_STATED EXERCISE_:
Single out the lines of the material that contain "name" and copy them.

==============================

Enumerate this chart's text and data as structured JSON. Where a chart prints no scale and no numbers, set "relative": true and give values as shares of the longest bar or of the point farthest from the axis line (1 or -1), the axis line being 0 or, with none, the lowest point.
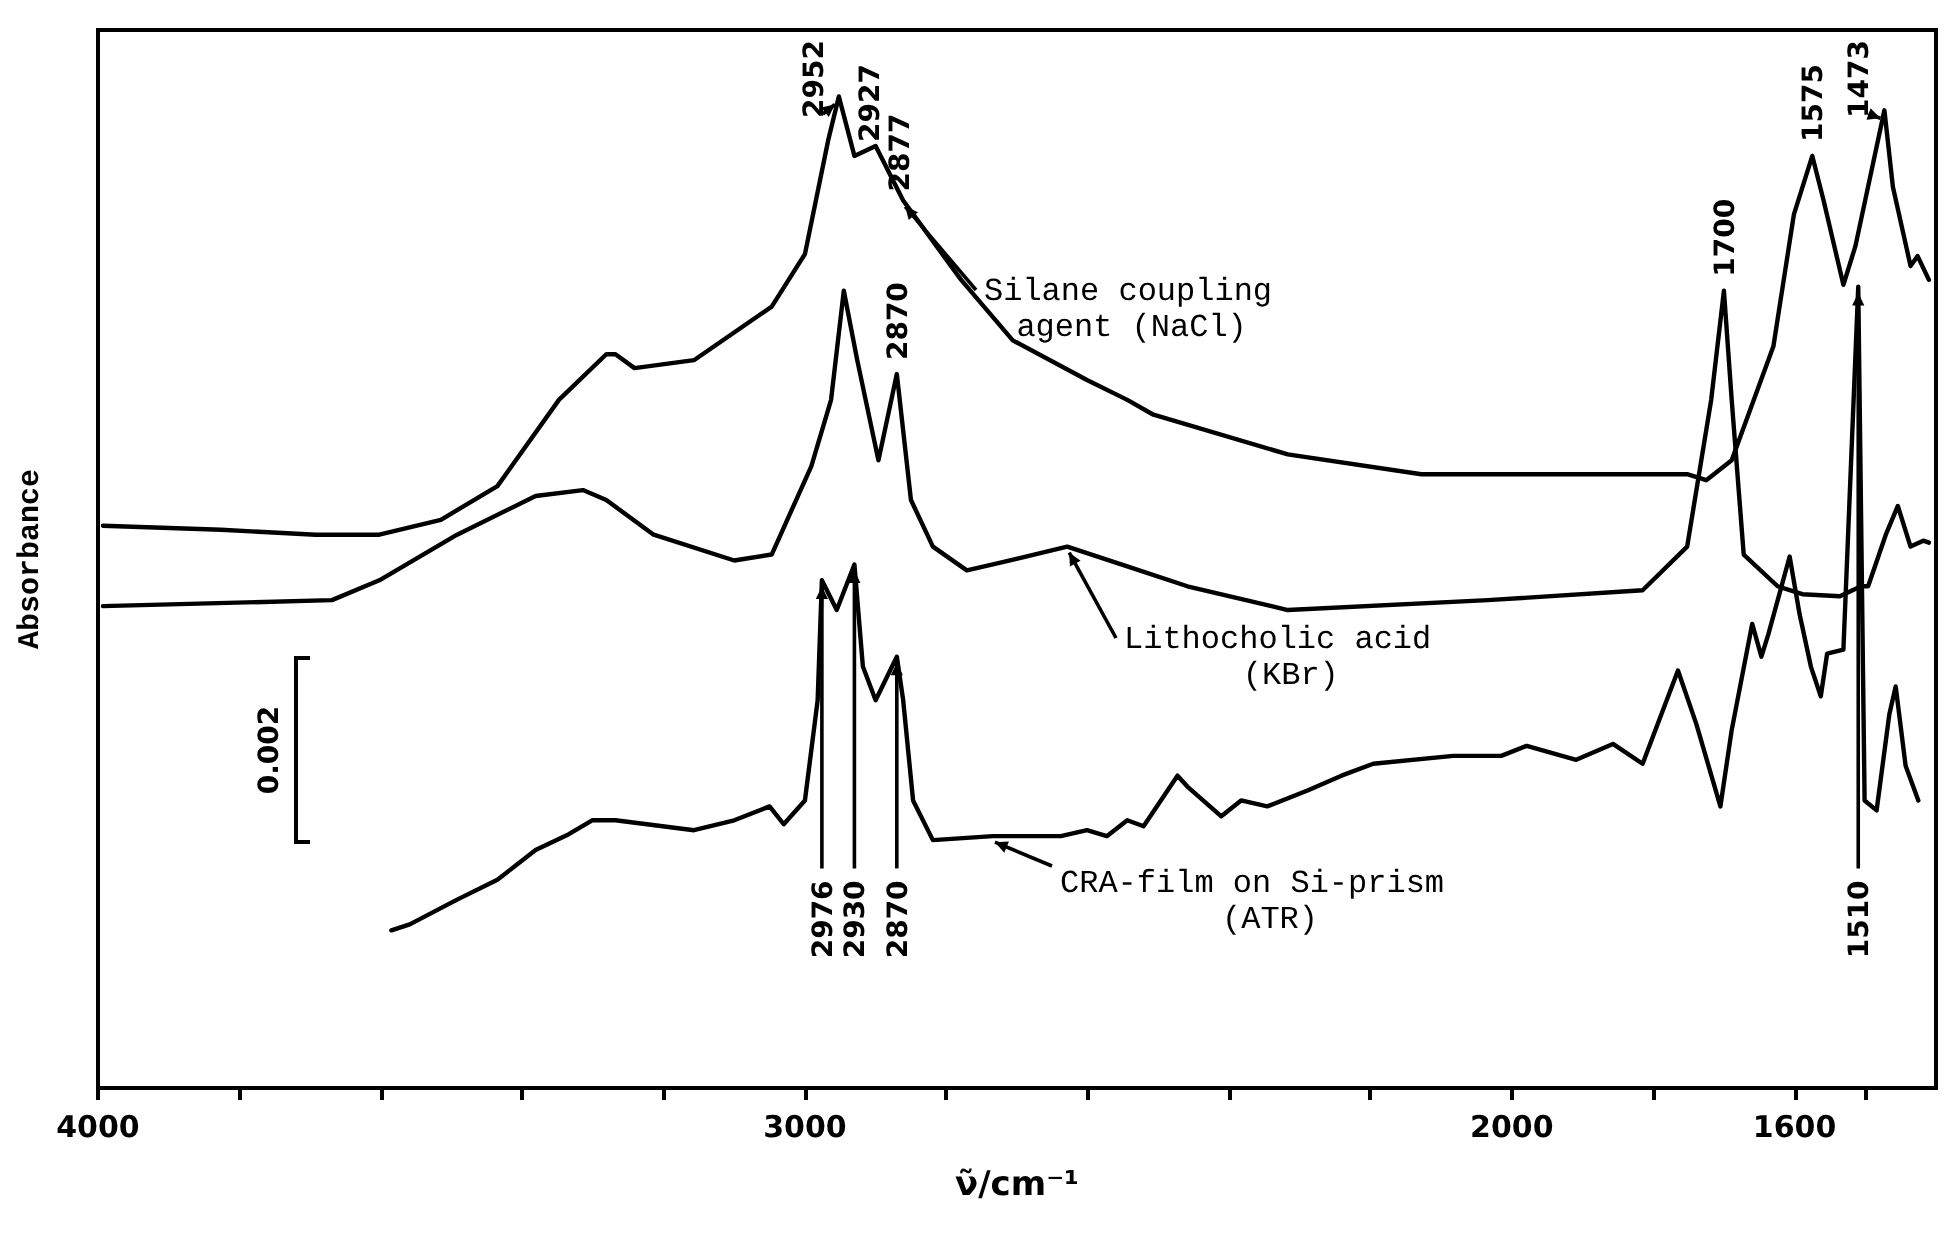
{
  "chart_data": {
    "type": "line",
    "relative": true,
    "xlabel": "ν̃/cm⁻¹",
    "ylabel": "Absorbance",
    "xlim": [
      4000,
      1400
    ],
    "xticks": [
      4000,
      {
        "value": 3800,
        "label": null
      },
      {
        "value": 3600,
        "label": null
      },
      {
        "value": 3400,
        "label": null
      },
      {
        "value": 3200,
        "label": null
      },
      3000,
      {
        "value": 2800,
        "label": null
      },
      {
        "value": 2600,
        "label": null
      },
      {
        "value": 2400,
        "label": null
      },
      {
        "value": 2200,
        "label": null
      },
      2000,
      {
        "value": 1800,
        "label": null
      },
      1600,
      {
        "value": 1500,
        "label": null
      }
    ],
    "grid": false,
    "legend": false,
    "marker": "none",
    "line_style": "solid",
    "series": [
      {
        "name": "Silane coupling agent (NaCl)",
        "color": "#000000",
        "x": [
          3993,
          3826,
          3692,
          3602,
          3515,
          3435,
          3348,
          3281,
          3268,
          3241,
          3157,
          3047,
          3000,
          2967,
          2952,
          2930,
          2900,
          2861,
          2779,
          2706,
          2601,
          2544,
          2507,
          2317,
          2128,
          1752,
          1725,
          1689,
          1630,
          1601,
          1575,
          1559,
          1531,
          1514,
          1473,
          1461,
          1436,
          1426,
          1410
        ],
        "values": [
          0.567,
          0.563,
          0.558,
          0.558,
          0.573,
          0.607,
          0.694,
          0.74,
          0.74,
          0.726,
          0.734,
          0.788,
          0.841,
          0.956,
          1.0,
          0.94,
          0.95,
          0.895,
          0.815,
          0.754,
          0.714,
          0.694,
          0.679,
          0.639,
          0.619,
          0.619,
          0.613,
          0.633,
          0.748,
          0.881,
          0.94,
          0.895,
          0.81,
          0.849,
          0.986,
          0.909,
          0.829,
          0.839,
          0.815
        ]
      },
      {
        "name": "Lithocholic acid (KBr)",
        "color": "#000000",
        "x": [
          3993,
          3669,
          3602,
          3492,
          3381,
          3314,
          3281,
          3214,
          3100,
          3047,
          2991,
          2963,
          2945,
          2926,
          2896,
          2870,
          2850,
          2819,
          2771,
          2734,
          2629,
          2544,
          2459,
          2317,
          2034,
          1815,
          1752,
          1718,
          1700,
          1689,
          1672,
          1624,
          1589,
          1536,
          1506,
          1496,
          1471,
          1454,
          1436,
          1418,
          1410
        ],
        "values": [
          0.486,
          0.492,
          0.512,
          0.558,
          0.597,
          0.603,
          0.593,
          0.558,
          0.532,
          0.538,
          0.627,
          0.694,
          0.804,
          0.734,
          0.633,
          0.72,
          0.593,
          0.546,
          0.522,
          0.528,
          0.546,
          0.526,
          0.506,
          0.482,
          0.492,
          0.502,
          0.546,
          0.694,
          0.804,
          0.694,
          0.538,
          0.506,
          0.498,
          0.496,
          0.506,
          0.506,
          0.558,
          0.587,
          0.546,
          0.552,
          0.55
        ]
      },
      {
        "name": "CRA-film on Si-prism (ATR)",
        "color": "#000000",
        "x": [
          3585,
          3559,
          3492,
          3435,
          3381,
          3334,
          3301,
          3268,
          3157,
          3100,
          3050,
          3030,
          3000,
          2982,
          2976,
          2955,
          2930,
          2918,
          2900,
          2870,
          2861,
          2847,
          2819,
          2734,
          2638,
          2601,
          2573,
          2544,
          2521,
          2473,
          2459,
          2411,
          2383,
          2346,
          2289,
          2241,
          2196,
          2083,
          2015,
          1979,
          1909,
          1857,
          1815,
          1765,
          1739,
          1705,
          1689,
          1660,
          1647,
          1637,
          1607,
          1593,
          1577,
          1563,
          1554,
          1531,
          1510,
          1501,
          1484,
          1466,
          1457,
          1443,
          1425
        ],
        "values": [
          0.159,
          0.165,
          0.19,
          0.21,
          0.24,
          0.256,
          0.27,
          0.27,
          0.26,
          0.27,
          0.284,
          0.266,
          0.29,
          0.391,
          0.512,
          0.482,
          0.528,
          0.425,
          0.391,
          0.435,
          0.391,
          0.29,
          0.25,
          0.254,
          0.254,
          0.26,
          0.254,
          0.27,
          0.264,
          0.315,
          0.304,
          0.274,
          0.29,
          0.284,
          0.3,
          0.315,
          0.327,
          0.335,
          0.335,
          0.345,
          0.331,
          0.347,
          0.327,
          0.421,
          0.367,
          0.284,
          0.361,
          0.468,
          0.435,
          0.458,
          0.536,
          0.478,
          0.425,
          0.395,
          0.438,
          0.442,
          0.808,
          0.29,
          0.28,
          0.377,
          0.405,
          0.325,
          0.29
        ]
      }
    ],
    "annotations": [
      {
        "text": "2952",
        "x": 2952,
        "y": 1.0
      },
      {
        "text": "2927",
        "x": 2927,
        "y": 0.94
      },
      {
        "text": "2877",
        "x": 2877,
        "y": 0.89
      },
      {
        "text": "1575",
        "x": 1575,
        "y": 0.94
      },
      {
        "text": "1473",
        "x": 1473,
        "y": 0.986
      },
      {
        "text": "2870",
        "x": 2870,
        "y": 0.72
      },
      {
        "text": "1700",
        "x": 1700,
        "y": 0.804
      },
      {
        "text": "2976",
        "x": 2976,
        "y": 0.512
      },
      {
        "text": "2930",
        "x": 2930,
        "y": 0.528
      },
      {
        "text": "2870",
        "x": 2870,
        "y": 0.435
      },
      {
        "text": "1510",
        "x": 1510,
        "y": 0.808
      },
      "0.002"
    ]
  }
}
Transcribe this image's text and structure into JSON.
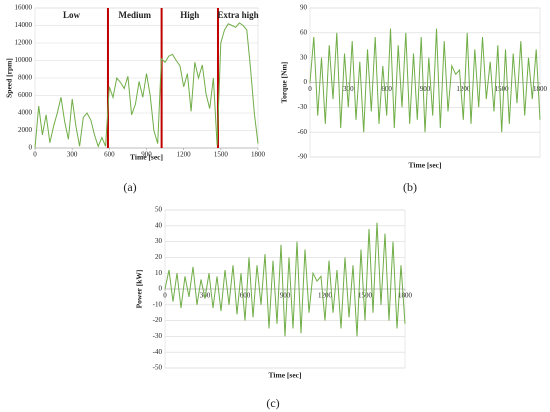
{
  "chart_data": [
    {
      "type": "line",
      "y_label": "Speed [rpm]",
      "x_label": "Time [sec]",
      "caption": "(a)",
      "annotations": [
        "Low",
        "Medium",
        "High",
        "Extra high"
      ],
      "phase_boundaries": [
        589,
        1022,
        1477
      ],
      "boundary_color": "#c00000",
      "color": "#70ad47",
      "grid": true,
      "x": [
        0,
        30,
        60,
        90,
        120,
        150,
        180,
        210,
        240,
        270,
        300,
        330,
        360,
        390,
        420,
        450,
        480,
        510,
        540,
        570,
        600,
        630,
        660,
        690,
        720,
        750,
        780,
        810,
        840,
        870,
        900,
        930,
        960,
        990,
        1020,
        1050,
        1080,
        1110,
        1140,
        1170,
        1200,
        1230,
        1260,
        1290,
        1320,
        1350,
        1380,
        1410,
        1440,
        1470,
        1500,
        1530,
        1560,
        1590,
        1620,
        1650,
        1680,
        1710,
        1740,
        1770,
        1800
      ],
      "values": [
        0,
        4800,
        1500,
        3800,
        600,
        2500,
        4000,
        5800,
        3000,
        1000,
        5600,
        2500,
        200,
        3500,
        4000,
        3200,
        1500,
        200,
        1200,
        200,
        7000,
        5800,
        8000,
        7500,
        6800,
        8200,
        3800,
        5000,
        7600,
        5800,
        8500,
        6000,
        2000,
        500,
        10200,
        9800,
        10500,
        10700,
        10000,
        9400,
        7000,
        8500,
        4200,
        9800,
        8000,
        9500,
        6200,
        4500,
        8000,
        300,
        12000,
        13500,
        14200,
        14000,
        13800,
        14300,
        14000,
        13500,
        9000,
        4000,
        500
      ],
      "xlim": [
        0,
        1800
      ],
      "xticks": [
        0,
        300,
        600,
        900,
        1200,
        1500,
        1800
      ],
      "ylim": [
        0,
        16000
      ],
      "yticks": [
        0,
        2000,
        4000,
        6000,
        8000,
        10000,
        12000,
        14000,
        16000
      ]
    },
    {
      "type": "line",
      "y_label": "Torque [Nm]",
      "x_label": "Time [sec]",
      "caption": "(b)",
      "color": "#70ad47",
      "grid": true,
      "x": [
        0,
        30,
        60,
        90,
        120,
        150,
        180,
        210,
        240,
        270,
        300,
        330,
        360,
        390,
        420,
        450,
        480,
        510,
        540,
        570,
        600,
        630,
        660,
        690,
        720,
        750,
        780,
        810,
        840,
        870,
        900,
        930,
        960,
        990,
        1020,
        1050,
        1080,
        1110,
        1140,
        1170,
        1200,
        1230,
        1260,
        1290,
        1320,
        1350,
        1380,
        1410,
        1440,
        1470,
        1500,
        1530,
        1560,
        1590,
        1620,
        1650,
        1680,
        1710,
        1740,
        1770,
        1800
      ],
      "values": [
        0,
        55,
        -40,
        30,
        -50,
        45,
        -20,
        60,
        -55,
        35,
        -30,
        50,
        -45,
        25,
        -60,
        40,
        -35,
        55,
        -50,
        20,
        -40,
        65,
        -55,
        45,
        -30,
        60,
        -50,
        35,
        -45,
        55,
        -60,
        30,
        -40,
        65,
        -55,
        50,
        -35,
        20,
        10,
        15,
        -45,
        60,
        -50,
        40,
        -30,
        55,
        -20,
        25,
        -35,
        45,
        -60,
        40,
        -50,
        35,
        -25,
        50,
        -40,
        30,
        -20,
        40,
        -45
      ],
      "xlim": [
        0,
        1800
      ],
      "xticks": [
        0,
        300,
        600,
        900,
        1200,
        1500,
        1800
      ],
      "ylim": [
        -90,
        90
      ],
      "yticks": [
        -90,
        -60,
        -30,
        0,
        30,
        60,
        90
      ]
    },
    {
      "type": "line",
      "y_label": "Power [kW]",
      "x_label": "Time [sec]",
      "caption": "(c)",
      "color": "#70ad47",
      "grid": true,
      "x": [
        0,
        30,
        60,
        90,
        120,
        150,
        180,
        210,
        240,
        270,
        300,
        330,
        360,
        390,
        420,
        450,
        480,
        510,
        540,
        570,
        600,
        630,
        660,
        690,
        720,
        750,
        780,
        810,
        840,
        870,
        900,
        930,
        960,
        990,
        1020,
        1050,
        1080,
        1110,
        1140,
        1170,
        1200,
        1230,
        1260,
        1290,
        1320,
        1350,
        1380,
        1410,
        1440,
        1470,
        1500,
        1530,
        1560,
        1590,
        1620,
        1650,
        1680,
        1710,
        1740,
        1770,
        1800
      ],
      "values": [
        0,
        12,
        -8,
        10,
        -12,
        8,
        -5,
        14,
        -10,
        6,
        -6,
        10,
        -12,
        8,
        -14,
        12,
        -10,
        15,
        -16,
        10,
        -20,
        20,
        -18,
        15,
        -10,
        22,
        -25,
        18,
        -22,
        28,
        -30,
        20,
        -25,
        30,
        -28,
        25,
        -15,
        10,
        5,
        8,
        -20,
        18,
        -15,
        12,
        -25,
        20,
        -18,
        15,
        -30,
        25,
        -20,
        38,
        -15,
        42,
        -10,
        35,
        -20,
        30,
        -25,
        15,
        -22
      ],
      "xlim": [
        0,
        1800
      ],
      "xticks": [
        0,
        300,
        600,
        900,
        1200,
        1500,
        1800
      ],
      "ylim": [
        -50,
        50
      ],
      "yticks": [
        -50,
        -40,
        -30,
        -20,
        -10,
        0,
        10,
        20,
        30,
        40,
        50
      ]
    }
  ]
}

==============================

_RESULT_:
        "name": "Silane coupling agent (NaCl)",
        "name": "Lithocholic acid (KBr)",
        "name": "CRA-film on Si-prism (ATR)",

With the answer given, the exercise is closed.